◆ Short problem:
All of the material below is to be restated word for word, apart from the pictures.

◆ Given entries:

■ ■ ■ ■

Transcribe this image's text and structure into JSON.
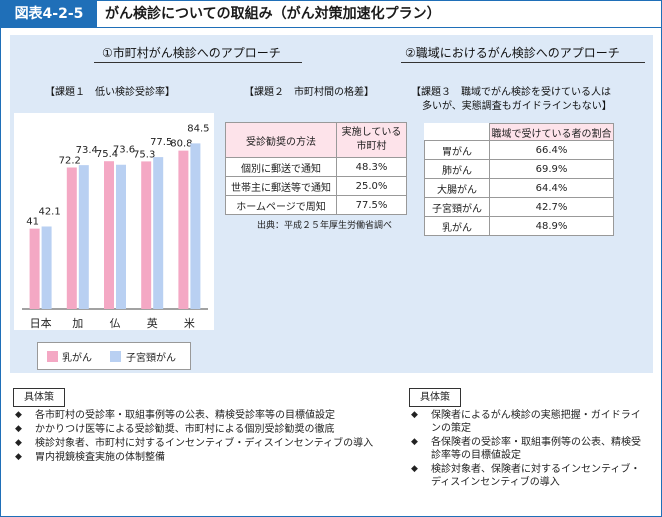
{
  "figure": {
    "number": "図表4-2-5",
    "title": "がん検診についての取組み（がん対策加速化プラン）"
  },
  "left_section": {
    "heading": "①市町村がん検診へのアプローチ",
    "task1": "【課題１　低い検診受診率】",
    "task2": "【課題２　市町村間の格差】"
  },
  "right_section": {
    "heading": "②職域におけるがん検診へのアプローチ",
    "task3_line1": "【課題３　職域でがん検診を受けている人は",
    "task3_line2": "多いが、実態調査もガイドラインもない】"
  },
  "chart_data": {
    "type": "bar",
    "categories": [
      "日本",
      "加",
      "仏",
      "英",
      "米"
    ],
    "series": [
      {
        "name": "乳がん",
        "values": [
          41,
          72.2,
          75.4,
          75.3,
          80.8
        ],
        "labels": [
          "41",
          "72.2",
          "75.4",
          "75.3",
          "80.8"
        ],
        "color": "#f4a8c4"
      },
      {
        "name": "子宮頸がん",
        "values": [
          42.1,
          73.4,
          73.6,
          77.5,
          84.5
        ],
        "labels": [
          "42.1",
          "73.4",
          "73.6",
          "77.5",
          "84.5"
        ],
        "color": "#b9d0f2"
      }
    ],
    "ylim": [
      0,
      100
    ],
    "grid": false,
    "legend": "bottom"
  },
  "table2": {
    "headers": [
      "受診勧奨の方法",
      "実施している\n市町村"
    ],
    "rows": [
      [
        "個別に郵送で通知",
        "48.3%"
      ],
      [
        "世帯主に郵送等で通知",
        "25.0%"
      ],
      [
        "ホームページで周知",
        "77.5%"
      ]
    ],
    "source": "出典：平成２５年厚生労働省調べ"
  },
  "table3": {
    "header": "職域で受けている者の割合",
    "rows": [
      [
        "胃がん",
        "66.4%"
      ],
      [
        "肺がん",
        "69.9%"
      ],
      [
        "大腸がん",
        "64.4%"
      ],
      [
        "子宮頸がん",
        "42.7%"
      ],
      [
        "乳がん",
        "48.9%"
      ]
    ]
  },
  "measures_left": {
    "label": "具体策",
    "bullet": "◆",
    "items": [
      "各市町村の受診率・取組事例等の公表、精検受診率等の目標値設定",
      "かかりつけ医等による受診勧奨、市町村による個別受診勧奨の徹底",
      "検診対象者、市町村に対するインセンティブ・ディスインセンティブの導入",
      "胃内視鏡検査実施の体制整備"
    ]
  },
  "measures_right": {
    "label": "具体策",
    "bullet": "◆",
    "items": [
      "保険者によるがん検診の実態把握・ガイドラインの策定",
      "各保険者の受診率・取組事例等の公表、精検受診率等の目標値設定",
      "検診対象者、保険者に対するインセンティブ・ディスインセンティブの導入"
    ]
  }
}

■ ■ ■ ■

◆ Output of the exercise:
Transcribe this image's text and structure into JSON.
{
  "figure": {
    "number": "図表4-2-5",
    "title": "がん検診についての取組み（がん対策加速化プラン）"
  },
  "left_section": {
    "heading": "①市町村がん検診へのアプローチ",
    "task1": "【課題１　低い検診受診率】",
    "task2": "【課題２　市町村間の格差】"
  },
  "right_section": {
    "heading": "②職域におけるがん検診へのアプローチ",
    "task3_line1": "【課題３　職域でがん検診を受けている人は",
    "task3_line2": "多いが、実態調査もガイドラインもない】"
  },
  "chart_data": {
    "type": "bar",
    "categories": [
      "日本",
      "加",
      "仏",
      "英",
      "米"
    ],
    "series": [
      {
        "name": "乳がん",
        "values": [
          41,
          72.2,
          75.4,
          75.3,
          80.8
        ],
        "labels": [
          "41",
          "72.2",
          "75.4",
          "75.3",
          "80.8"
        ],
        "color": "#f4a8c4"
      },
      {
        "name": "子宮頸がん",
        "values": [
          42.1,
          73.4,
          73.6,
          77.5,
          84.5
        ],
        "labels": [
          "42.1",
          "73.4",
          "73.6",
          "77.5",
          "84.5"
        ],
        "color": "#b9d0f2"
      }
    ],
    "ylim": [
      0,
      100
    ],
    "grid": false,
    "legend": "bottom"
  },
  "table2": {
    "headers": [
      "受診勧奨の方法",
      "実施している\n市町村"
    ],
    "rows": [
      [
        "個別に郵送で通知",
        "48.3%"
      ],
      [
        "世帯主に郵送等で通知",
        "25.0%"
      ],
      [
        "ホームページで周知",
        "77.5%"
      ]
    ],
    "source": "出典：平成２５年厚生労働省調べ"
  },
  "table3": {
    "header": "職域で受けている者の割合",
    "rows": [
      [
        "胃がん",
        "66.4%"
      ],
      [
        "肺がん",
        "69.9%"
      ],
      [
        "大腸がん",
        "64.4%"
      ],
      [
        "子宮頸がん",
        "42.7%"
      ],
      [
        "乳がん",
        "48.9%"
      ]
    ]
  },
  "measures_left": {
    "label": "具体策",
    "bullet": "◆",
    "items": [
      "各市町村の受診率・取組事例等の公表、精検受診率等の目標値設定",
      "かかりつけ医等による受診勧奨、市町村による個別受診勧奨の徹底",
      "検診対象者、市町村に対するインセンティブ・ディスインセンティブの導入",
      "胃内視鏡検査実施の体制整備"
    ]
  },
  "measures_right": {
    "label": "具体策",
    "bullet": "◆",
    "items": [
      "保険者によるがん検診の実態把握・ガイドラインの策定",
      "各保険者の受診率・取組事例等の公表、精検受診率等の目標値設定",
      "検診対象者、保険者に対するインセンティブ・ディスインセンティブの導入"
    ]
  }
}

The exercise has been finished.